● **Requirements**
Look through the data below and say how many of its lines contain "values", adding nothing else.

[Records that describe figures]
- - - - - - -
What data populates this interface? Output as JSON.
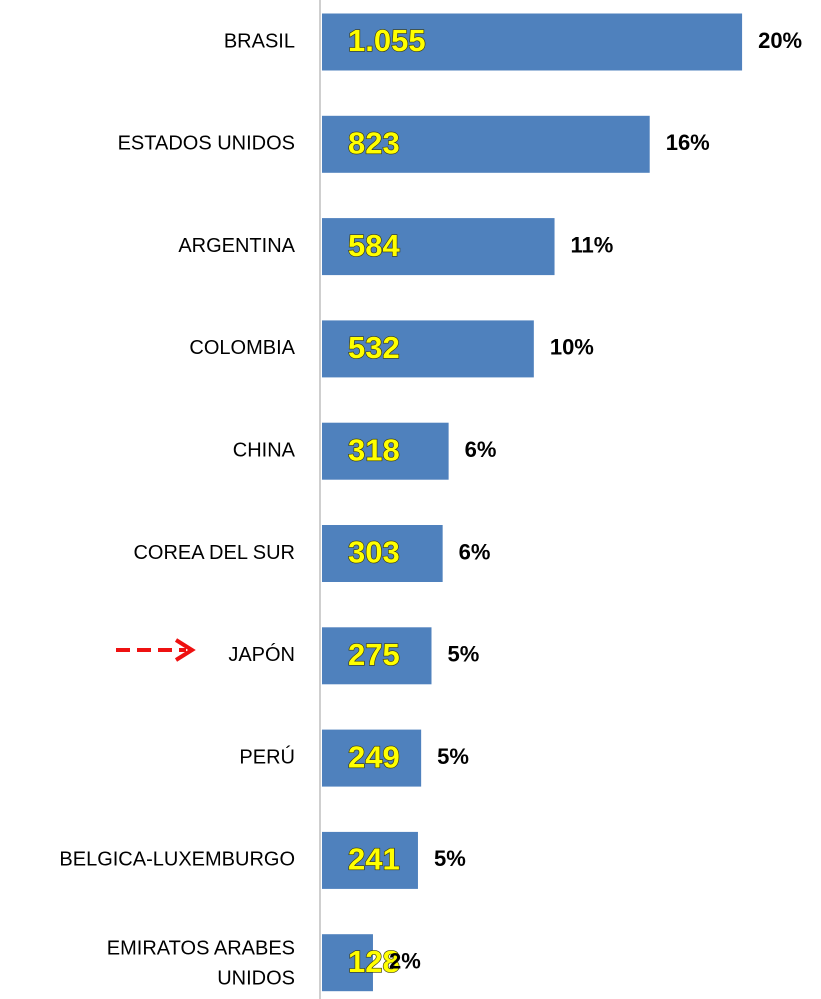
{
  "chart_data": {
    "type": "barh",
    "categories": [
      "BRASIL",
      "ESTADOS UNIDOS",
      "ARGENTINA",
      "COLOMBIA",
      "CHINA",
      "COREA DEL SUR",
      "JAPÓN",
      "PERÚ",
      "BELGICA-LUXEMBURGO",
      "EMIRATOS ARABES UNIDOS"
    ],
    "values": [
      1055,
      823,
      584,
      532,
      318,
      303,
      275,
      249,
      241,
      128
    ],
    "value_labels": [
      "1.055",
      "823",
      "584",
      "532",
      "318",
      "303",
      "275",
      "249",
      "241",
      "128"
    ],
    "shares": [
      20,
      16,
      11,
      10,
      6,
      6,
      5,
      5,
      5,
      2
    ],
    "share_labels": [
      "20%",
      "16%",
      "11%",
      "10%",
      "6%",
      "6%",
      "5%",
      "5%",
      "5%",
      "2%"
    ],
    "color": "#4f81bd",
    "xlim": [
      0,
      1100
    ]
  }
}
- - - - - - -
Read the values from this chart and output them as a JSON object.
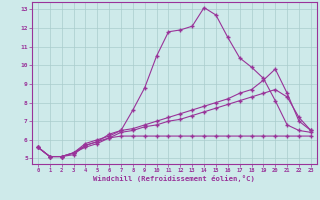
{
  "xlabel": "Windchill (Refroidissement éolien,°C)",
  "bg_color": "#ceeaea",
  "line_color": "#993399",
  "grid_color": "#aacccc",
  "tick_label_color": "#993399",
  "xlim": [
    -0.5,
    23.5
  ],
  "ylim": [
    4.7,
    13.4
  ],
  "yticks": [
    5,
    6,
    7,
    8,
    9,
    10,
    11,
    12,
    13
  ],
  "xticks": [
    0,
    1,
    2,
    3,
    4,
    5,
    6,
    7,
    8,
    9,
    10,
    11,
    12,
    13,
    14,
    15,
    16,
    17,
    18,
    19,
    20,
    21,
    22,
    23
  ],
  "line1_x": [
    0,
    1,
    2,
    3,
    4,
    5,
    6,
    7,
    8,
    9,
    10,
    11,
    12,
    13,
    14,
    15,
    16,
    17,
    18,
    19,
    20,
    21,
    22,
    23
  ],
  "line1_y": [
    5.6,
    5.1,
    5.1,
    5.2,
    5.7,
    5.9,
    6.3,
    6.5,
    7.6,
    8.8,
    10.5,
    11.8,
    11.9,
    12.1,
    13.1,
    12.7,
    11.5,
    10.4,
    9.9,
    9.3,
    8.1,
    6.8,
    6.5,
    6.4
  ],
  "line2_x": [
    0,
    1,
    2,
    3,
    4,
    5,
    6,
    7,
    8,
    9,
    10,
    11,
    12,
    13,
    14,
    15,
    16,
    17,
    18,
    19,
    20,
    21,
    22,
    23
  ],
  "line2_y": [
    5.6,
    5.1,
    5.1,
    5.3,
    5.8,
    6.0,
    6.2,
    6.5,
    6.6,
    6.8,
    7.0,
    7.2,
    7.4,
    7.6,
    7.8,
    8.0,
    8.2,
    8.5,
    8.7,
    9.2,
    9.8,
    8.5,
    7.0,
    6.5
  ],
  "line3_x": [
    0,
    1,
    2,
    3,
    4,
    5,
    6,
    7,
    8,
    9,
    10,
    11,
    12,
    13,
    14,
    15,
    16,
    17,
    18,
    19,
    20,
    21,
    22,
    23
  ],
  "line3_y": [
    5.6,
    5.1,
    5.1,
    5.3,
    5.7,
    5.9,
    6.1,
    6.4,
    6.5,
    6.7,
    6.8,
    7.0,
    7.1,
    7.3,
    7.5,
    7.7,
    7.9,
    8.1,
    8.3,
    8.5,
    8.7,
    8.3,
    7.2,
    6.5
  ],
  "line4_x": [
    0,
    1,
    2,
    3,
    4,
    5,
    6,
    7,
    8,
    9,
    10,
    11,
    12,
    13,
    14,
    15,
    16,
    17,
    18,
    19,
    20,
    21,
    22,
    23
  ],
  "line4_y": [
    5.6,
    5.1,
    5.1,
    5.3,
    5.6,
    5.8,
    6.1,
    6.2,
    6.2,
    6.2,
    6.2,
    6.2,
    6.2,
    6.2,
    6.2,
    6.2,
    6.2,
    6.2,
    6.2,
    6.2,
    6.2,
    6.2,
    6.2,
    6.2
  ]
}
- - - - - - -
● **Answer to this exercise**
2